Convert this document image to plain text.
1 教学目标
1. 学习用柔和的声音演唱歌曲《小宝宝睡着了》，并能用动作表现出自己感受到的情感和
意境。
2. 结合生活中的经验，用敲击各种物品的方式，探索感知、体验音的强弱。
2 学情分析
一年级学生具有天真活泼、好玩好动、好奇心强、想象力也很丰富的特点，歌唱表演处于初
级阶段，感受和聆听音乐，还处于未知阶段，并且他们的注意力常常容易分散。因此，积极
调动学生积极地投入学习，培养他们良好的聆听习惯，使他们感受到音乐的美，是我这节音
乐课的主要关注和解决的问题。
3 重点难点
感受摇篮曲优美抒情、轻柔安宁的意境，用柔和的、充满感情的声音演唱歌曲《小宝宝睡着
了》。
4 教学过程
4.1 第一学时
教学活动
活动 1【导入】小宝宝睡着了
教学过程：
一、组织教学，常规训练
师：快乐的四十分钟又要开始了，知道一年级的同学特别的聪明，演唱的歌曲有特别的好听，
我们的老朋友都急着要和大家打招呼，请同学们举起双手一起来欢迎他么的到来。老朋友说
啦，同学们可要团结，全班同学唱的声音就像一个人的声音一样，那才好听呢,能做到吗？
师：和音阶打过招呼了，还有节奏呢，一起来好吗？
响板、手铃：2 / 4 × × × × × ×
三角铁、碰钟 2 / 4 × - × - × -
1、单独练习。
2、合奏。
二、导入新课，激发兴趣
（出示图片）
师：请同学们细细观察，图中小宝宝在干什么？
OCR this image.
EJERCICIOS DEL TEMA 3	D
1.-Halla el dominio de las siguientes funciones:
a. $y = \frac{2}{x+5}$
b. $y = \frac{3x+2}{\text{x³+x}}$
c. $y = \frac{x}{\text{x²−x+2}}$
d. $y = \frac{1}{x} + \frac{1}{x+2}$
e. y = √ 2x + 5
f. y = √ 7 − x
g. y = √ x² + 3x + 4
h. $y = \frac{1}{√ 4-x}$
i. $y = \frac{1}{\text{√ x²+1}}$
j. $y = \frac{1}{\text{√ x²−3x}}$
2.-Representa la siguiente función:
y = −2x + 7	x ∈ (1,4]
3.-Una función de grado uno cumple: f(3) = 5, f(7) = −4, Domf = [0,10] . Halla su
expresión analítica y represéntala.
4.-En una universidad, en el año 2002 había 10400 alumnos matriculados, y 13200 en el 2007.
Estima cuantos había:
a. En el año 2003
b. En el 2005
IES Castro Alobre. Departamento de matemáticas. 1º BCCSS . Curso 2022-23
☆ ☆ ☆ ☆
#### Task statement:
Repeat each record in full; every line must match exactly.

#### Answer to the task:
Convert this document image to plain text.
1 教学目标
1. 学习用柔和的声音演唱歌曲《小宝宝睡着了》，并能用动作表现出自己感受到的情感和
意境。
2. 结合生活中的经验，用敲击各种物品的方式，探索感知、体验音的强弱。
2 学情分析
一年级学生具有天真活泼、好玩好动、好奇心强、想象力也很丰富的特点，歌唱表演处于初
级阶段，感受和聆听音乐，还处于未知阶段，并且他们的注意力常常容易分散。因此，积极
调动学生积极地投入学习，培养他们良好的聆听习惯，使他们感受到音乐的美，是我这节音
乐课的主要关注和解决的问题。
3 重点难点
感受摇篮曲优美抒情、轻柔安宁的意境，用柔和的、充满感情的声音演唱歌曲《小宝宝睡着
了》。
4 教学过程
4.1 第一学时
教学活动
活动 1【导入】小宝宝睡着了
教学过程：
一、组织教学，常规训练
师：快乐的四十分钟又要开始了，知道一年级的同学特别的聪明，演唱的歌曲有特别的好听，
我们的老朋友都急着要和大家打招呼，请同学们举起双手一起来欢迎他么的到来。老朋友说
啦，同学们可要团结，全班同学唱的声音就像一个人的声音一样，那才好听呢,能做到吗？
师：和音阶打过招呼了，还有节奏呢，一起来好吗？
响板、手铃：2 / 4 × × × × × ×
三角铁、碰钟 2 / 4 × - × - × -
1、单独练习。
2、合奏。
二、导入新课，激发兴趣
（出示图片）
师：请同学们细细观察，图中小宝宝在干什么？
OCR this image.
EJERCICIOS DEL TEMA 3	D
1.-Halla el dominio de las siguientes funciones:
a. $y = \frac{2}{x+5}$
b. $y = \frac{3x+2}{\text{x³+x}}$
c. $y = \frac{x}{\text{x²−x+2}}$
d. $y = \frac{1}{x} + \frac{1}{x+2}$
e. y = √ 2x + 5
f. y = √ 7 − x
g. y = √ x² + 3x + 4
h. $y = \frac{1}{√ 4-x}$
i. $y = \frac{1}{\text{√ x²+1}}$
j. $y = \frac{1}{\text{√ x²−3x}}$
2.-Representa la siguiente función:
y = −2x + 7	x ∈ (1,4]
3.-Una función de grado uno cumple: f(3) = 5, f(7) = −4, Domf = [0,10] . Halla su
expresión analítica y represéntala.
4.-En una universidad, en el año 2002 había 10400 alumnos matriculados, y 13200 en el 2007.
Estima cuantos había:
a. En el año 2003
b. En el 2005
IES Castro Alobre. Departamento de matemáticas. 1º BCCSS . Curso 2022-23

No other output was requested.